DATA PROVIDED ▸
##############################

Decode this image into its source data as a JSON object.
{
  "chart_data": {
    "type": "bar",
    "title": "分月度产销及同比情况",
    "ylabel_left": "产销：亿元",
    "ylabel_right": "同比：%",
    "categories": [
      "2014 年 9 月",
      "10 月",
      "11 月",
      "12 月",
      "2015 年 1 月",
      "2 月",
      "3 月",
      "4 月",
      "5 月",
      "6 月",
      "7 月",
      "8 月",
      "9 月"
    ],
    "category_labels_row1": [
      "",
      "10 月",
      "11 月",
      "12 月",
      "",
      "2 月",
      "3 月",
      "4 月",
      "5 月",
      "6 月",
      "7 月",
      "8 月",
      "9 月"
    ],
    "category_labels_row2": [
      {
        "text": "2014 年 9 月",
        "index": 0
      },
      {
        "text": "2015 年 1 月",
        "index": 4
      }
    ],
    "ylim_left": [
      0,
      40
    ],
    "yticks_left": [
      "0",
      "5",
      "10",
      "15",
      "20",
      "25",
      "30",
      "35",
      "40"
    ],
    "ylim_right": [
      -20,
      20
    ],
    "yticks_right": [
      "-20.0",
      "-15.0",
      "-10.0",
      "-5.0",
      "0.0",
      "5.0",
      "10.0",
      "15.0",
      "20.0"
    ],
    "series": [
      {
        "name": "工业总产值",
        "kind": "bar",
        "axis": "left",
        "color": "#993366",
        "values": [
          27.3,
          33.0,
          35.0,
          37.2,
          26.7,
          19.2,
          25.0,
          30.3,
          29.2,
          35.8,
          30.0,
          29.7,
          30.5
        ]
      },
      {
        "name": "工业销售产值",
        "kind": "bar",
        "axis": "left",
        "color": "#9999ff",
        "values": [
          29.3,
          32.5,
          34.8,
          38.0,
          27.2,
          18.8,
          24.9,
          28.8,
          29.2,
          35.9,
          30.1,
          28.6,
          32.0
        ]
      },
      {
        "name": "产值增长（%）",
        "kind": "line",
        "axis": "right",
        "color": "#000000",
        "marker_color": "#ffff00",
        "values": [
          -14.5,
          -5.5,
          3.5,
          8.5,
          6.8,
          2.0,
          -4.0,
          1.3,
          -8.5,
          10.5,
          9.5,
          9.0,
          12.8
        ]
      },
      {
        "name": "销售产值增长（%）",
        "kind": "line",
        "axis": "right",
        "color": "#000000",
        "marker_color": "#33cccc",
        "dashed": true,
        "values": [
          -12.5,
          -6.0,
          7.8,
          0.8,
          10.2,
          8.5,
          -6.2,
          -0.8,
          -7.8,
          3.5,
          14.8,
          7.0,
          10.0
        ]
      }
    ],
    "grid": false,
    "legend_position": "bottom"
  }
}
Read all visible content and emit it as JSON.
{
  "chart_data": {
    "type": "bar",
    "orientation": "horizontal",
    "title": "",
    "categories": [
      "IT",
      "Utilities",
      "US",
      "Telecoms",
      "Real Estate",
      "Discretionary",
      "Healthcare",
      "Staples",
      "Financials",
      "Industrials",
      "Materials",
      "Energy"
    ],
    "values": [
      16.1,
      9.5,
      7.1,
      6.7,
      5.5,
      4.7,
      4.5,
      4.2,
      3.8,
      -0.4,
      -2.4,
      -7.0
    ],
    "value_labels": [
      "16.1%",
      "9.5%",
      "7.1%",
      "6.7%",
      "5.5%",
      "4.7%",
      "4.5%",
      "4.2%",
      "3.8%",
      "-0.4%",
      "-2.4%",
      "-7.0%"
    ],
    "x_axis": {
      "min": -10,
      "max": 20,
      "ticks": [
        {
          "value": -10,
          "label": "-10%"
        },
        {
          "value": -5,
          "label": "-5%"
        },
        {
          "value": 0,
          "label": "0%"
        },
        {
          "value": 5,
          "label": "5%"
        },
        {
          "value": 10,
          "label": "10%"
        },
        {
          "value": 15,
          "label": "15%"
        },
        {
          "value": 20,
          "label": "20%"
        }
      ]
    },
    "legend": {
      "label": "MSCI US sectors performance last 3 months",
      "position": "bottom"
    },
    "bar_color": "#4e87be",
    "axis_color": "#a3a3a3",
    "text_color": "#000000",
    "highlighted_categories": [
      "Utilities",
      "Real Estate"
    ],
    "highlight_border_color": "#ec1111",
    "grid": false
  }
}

##############################

WHAT IS EXPECTED ▸ Set down all of the entries exactly, please.

FINAL RESULT ▸
Decode this image into its source data as a JSON object.
{
  "chart_data": {
    "type": "bar",
    "title": "分月度产销及同比情况",
    "ylabel_left": "产销：亿元",
    "ylabel_right": "同比：%",
    "categories": [
      "2014 年 9 月",
      "10 月",
      "11 月",
      "12 月",
      "2015 年 1 月",
      "2 月",
      "3 月",
      "4 月",
      "5 月",
      "6 月",
      "7 月",
      "8 月",
      "9 月"
    ],
    "category_labels_row1": [
      "",
      "10 月",
      "11 月",
      "12 月",
      "",
      "2 月",
      "3 月",
      "4 月",
      "5 月",
      "6 月",
      "7 月",
      "8 月",
      "9 月"
    ],
    "category_labels_row2": [
      {
        "text": "2014 年 9 月",
        "index": 0
      },
      {
        "text": "2015 年 1 月",
        "index": 4
      }
    ],
    "ylim_left": [
      0,
      40
    ],
    "yticks_left": [
      "0",
      "5",
      "10",
      "15",
      "20",
      "25",
      "30",
      "35",
      "40"
    ],
    "ylim_right": [
      -20,
      20
    ],
    "yticks_right": [
      "-20.0",
      "-15.0",
      "-10.0",
      "-5.0",
      "0.0",
      "5.0",
      "10.0",
      "15.0",
      "20.0"
    ],
    "series": [
      {
        "name": "工业总产值",
        "kind": "bar",
        "axis": "left",
        "color": "#993366",
        "values": [
          27.3,
          33.0,
          35.0,
          37.2,
          26.7,
          19.2,
          25.0,
          30.3,
          29.2,
          35.8,
          30.0,
          29.7,
          30.5
        ]
      },
      {
        "name": "工业销售产值",
        "kind": "bar",
        "axis": "left",
        "color": "#9999ff",
        "values": [
          29.3,
          32.5,
          34.8,
          38.0,
          27.2,
          18.8,
          24.9,
          28.8,
          29.2,
          35.9,
          30.1,
          28.6,
          32.0
        ]
      },
      {
        "name": "产值增长（%）",
        "kind": "line",
        "axis": "right",
        "color": "#000000",
        "marker_color": "#ffff00",
        "values": [
          -14.5,
          -5.5,
          3.5,
          8.5,
          6.8,
          2.0,
          -4.0,
          1.3,
          -8.5,
          10.5,
          9.5,
          9.0,
          12.8
        ]
      },
      {
        "name": "销售产值增长（%）",
        "kind": "line",
        "axis": "right",
        "color": "#000000",
        "marker_color": "#33cccc",
        "dashed": true,
        "values": [
          -12.5,
          -6.0,
          7.8,
          0.8,
          10.2,
          8.5,
          -6.2,
          -0.8,
          -7.8,
          3.5,
          14.8,
          7.0,
          10.0
        ]
      }
    ],
    "grid": false,
    "legend_position": "bottom"
  }
}
Read all visible content and emit it as JSON.
{
  "chart_data": {
    "type": "bar",
    "orientation": "horizontal",
    "title": "",
    "categories": [
      "IT",
      "Utilities",
      "US",
      "Telecoms",
      "Real Estate",
      "Discretionary",
      "Healthcare",
      "Staples",
      "Financials",
      "Industrials",
      "Materials",
      "Energy"
    ],
    "values": [
      16.1,
      9.5,
      7.1,
      6.7,
      5.5,
      4.7,
      4.5,
      4.2,
      3.8,
      -0.4,
      -2.4,
      -7.0
    ],
    "value_labels": [
      "16.1%",
      "9.5%",
      "7.1%",
      "6.7%",
      "5.5%",
      "4.7%",
      "4.5%",
      "4.2%",
      "3.8%",
      "-0.4%",
      "-2.4%",
      "-7.0%"
    ],
    "x_axis": {
      "min": -10,
      "max": 20,
      "ticks": [
        {
          "value": -10,
          "label": "-10%"
        },
        {
          "value": -5,
          "label": "-5%"
        },
        {
          "value": 0,
          "label": "0%"
        },
        {
          "value": 5,
          "label": "5%"
        },
        {
          "value": 10,
          "label": "10%"
        },
        {
          "value": 15,
          "label": "15%"
        },
        {
          "value": 20,
          "label": "20%"
        }
      ]
    },
    "legend": {
      "label": "MSCI US sectors performance last 3 months",
      "position": "bottom"
    },
    "bar_color": "#4e87be",
    "axis_color": "#a3a3a3",
    "text_color": "#000000",
    "highlighted_categories": [
      "Utilities",
      "Real Estate"
    ],
    "highlight_border_color": "#ec1111",
    "grid": false
  }
}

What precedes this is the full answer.